#### Supplied records

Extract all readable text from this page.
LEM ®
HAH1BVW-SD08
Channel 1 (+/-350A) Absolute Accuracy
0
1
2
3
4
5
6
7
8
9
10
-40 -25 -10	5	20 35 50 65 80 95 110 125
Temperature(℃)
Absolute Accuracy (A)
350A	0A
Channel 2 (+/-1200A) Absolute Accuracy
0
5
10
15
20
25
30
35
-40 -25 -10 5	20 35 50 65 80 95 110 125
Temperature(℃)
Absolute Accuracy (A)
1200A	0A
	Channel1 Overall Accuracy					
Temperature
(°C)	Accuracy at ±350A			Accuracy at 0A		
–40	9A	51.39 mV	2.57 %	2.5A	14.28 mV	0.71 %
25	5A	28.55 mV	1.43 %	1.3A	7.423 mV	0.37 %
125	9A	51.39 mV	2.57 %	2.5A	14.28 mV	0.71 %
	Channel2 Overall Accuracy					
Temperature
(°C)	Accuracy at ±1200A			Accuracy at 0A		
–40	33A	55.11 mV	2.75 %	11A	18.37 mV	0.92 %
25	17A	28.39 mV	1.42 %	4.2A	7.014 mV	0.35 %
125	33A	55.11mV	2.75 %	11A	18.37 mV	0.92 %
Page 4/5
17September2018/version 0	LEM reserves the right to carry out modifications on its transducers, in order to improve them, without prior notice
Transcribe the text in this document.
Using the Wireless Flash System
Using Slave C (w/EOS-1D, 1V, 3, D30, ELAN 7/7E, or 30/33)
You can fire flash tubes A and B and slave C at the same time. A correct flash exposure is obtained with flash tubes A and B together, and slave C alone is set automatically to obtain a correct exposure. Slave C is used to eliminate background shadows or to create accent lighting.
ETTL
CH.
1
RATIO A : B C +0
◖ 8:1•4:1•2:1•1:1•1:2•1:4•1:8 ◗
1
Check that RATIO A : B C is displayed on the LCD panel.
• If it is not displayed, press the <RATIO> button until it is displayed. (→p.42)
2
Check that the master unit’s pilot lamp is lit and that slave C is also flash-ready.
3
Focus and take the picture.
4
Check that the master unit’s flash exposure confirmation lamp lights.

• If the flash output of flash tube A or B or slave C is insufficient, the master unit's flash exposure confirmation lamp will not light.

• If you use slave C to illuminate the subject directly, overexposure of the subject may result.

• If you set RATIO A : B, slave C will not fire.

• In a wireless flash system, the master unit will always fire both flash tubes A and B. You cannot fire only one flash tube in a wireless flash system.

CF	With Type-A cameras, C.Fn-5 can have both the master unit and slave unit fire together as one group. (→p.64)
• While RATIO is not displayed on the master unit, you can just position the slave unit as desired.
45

########

-- What to work on --
Collect each line of the entries that has the word "confirmation", copying it in full.

-- Solved exercise --
Check that the master unit’s flash exposure confirmation lamp lights.
• If the flash output of flash tube A or B or slave C is insufficient, the master unit's flash exposure confirmation lamp will not light.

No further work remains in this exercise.